## Aim of the task:
Identify the lines that contain the word "label", then copy them.

## Stored records:
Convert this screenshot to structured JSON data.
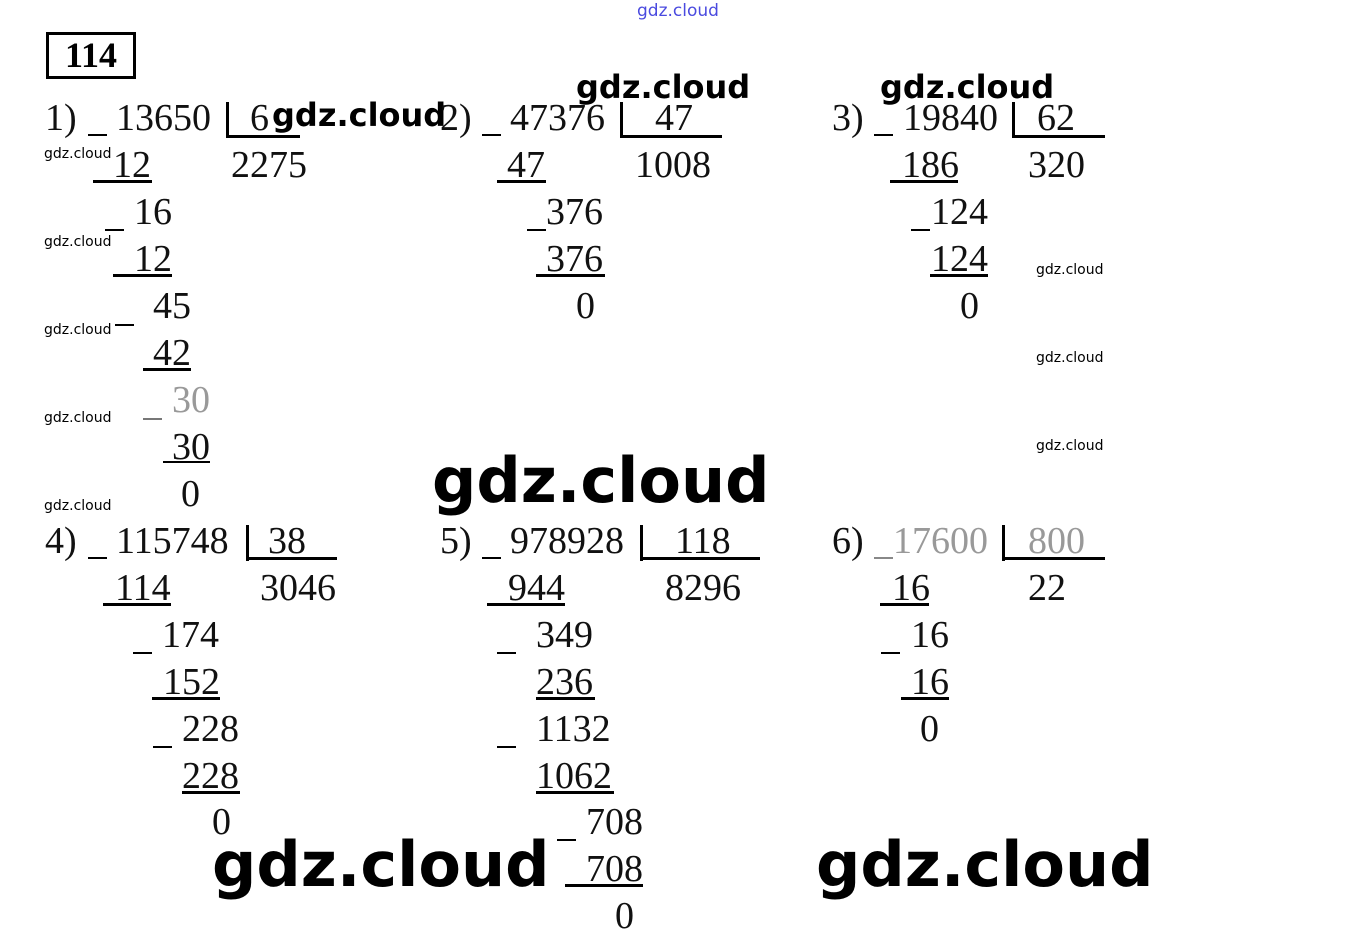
{
  "exercise_number": "114",
  "watermarks": {
    "top": "gdz.cloud",
    "w": "gdz.cloud"
  },
  "problems": [
    {
      "label": "1)",
      "dividend": "13650",
      "divisor": "6",
      "quotient": "2275",
      "steps": [
        "12",
        "16",
        "12",
        "45",
        "42",
        "30",
        "30",
        "0"
      ]
    },
    {
      "label": "2)",
      "dividend": "47376",
      "divisor": "47",
      "quotient": "1008",
      "steps": [
        "47",
        "376",
        "376",
        "0"
      ]
    },
    {
      "label": "3)",
      "dividend": "19840",
      "divisor": "62",
      "quotient": "320",
      "steps": [
        "186",
        "124",
        "124",
        "0"
      ]
    },
    {
      "label": "4)",
      "dividend": "115748",
      "divisor": "38",
      "quotient": "3046",
      "steps": [
        "114",
        "174",
        "152",
        "228",
        "228",
        "0"
      ]
    },
    {
      "label": "5)",
      "dividend": "978928",
      "divisor": "118",
      "quotient": "8296",
      "steps": [
        "944",
        "349",
        "236",
        "1132",
        "1062",
        "708",
        "708",
        "0"
      ]
    },
    {
      "label": "6)",
      "dividend": "17600",
      "divisor": "800",
      "quotient": "22",
      "steps": [
        "16",
        "16",
        "16",
        "0"
      ]
    }
  ]
}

## Exercise result:
      "label": "1)",
      "label": "2)",
      "label": "3)",
      "label": "4)",
      "label": "5)",
      "label": "6)",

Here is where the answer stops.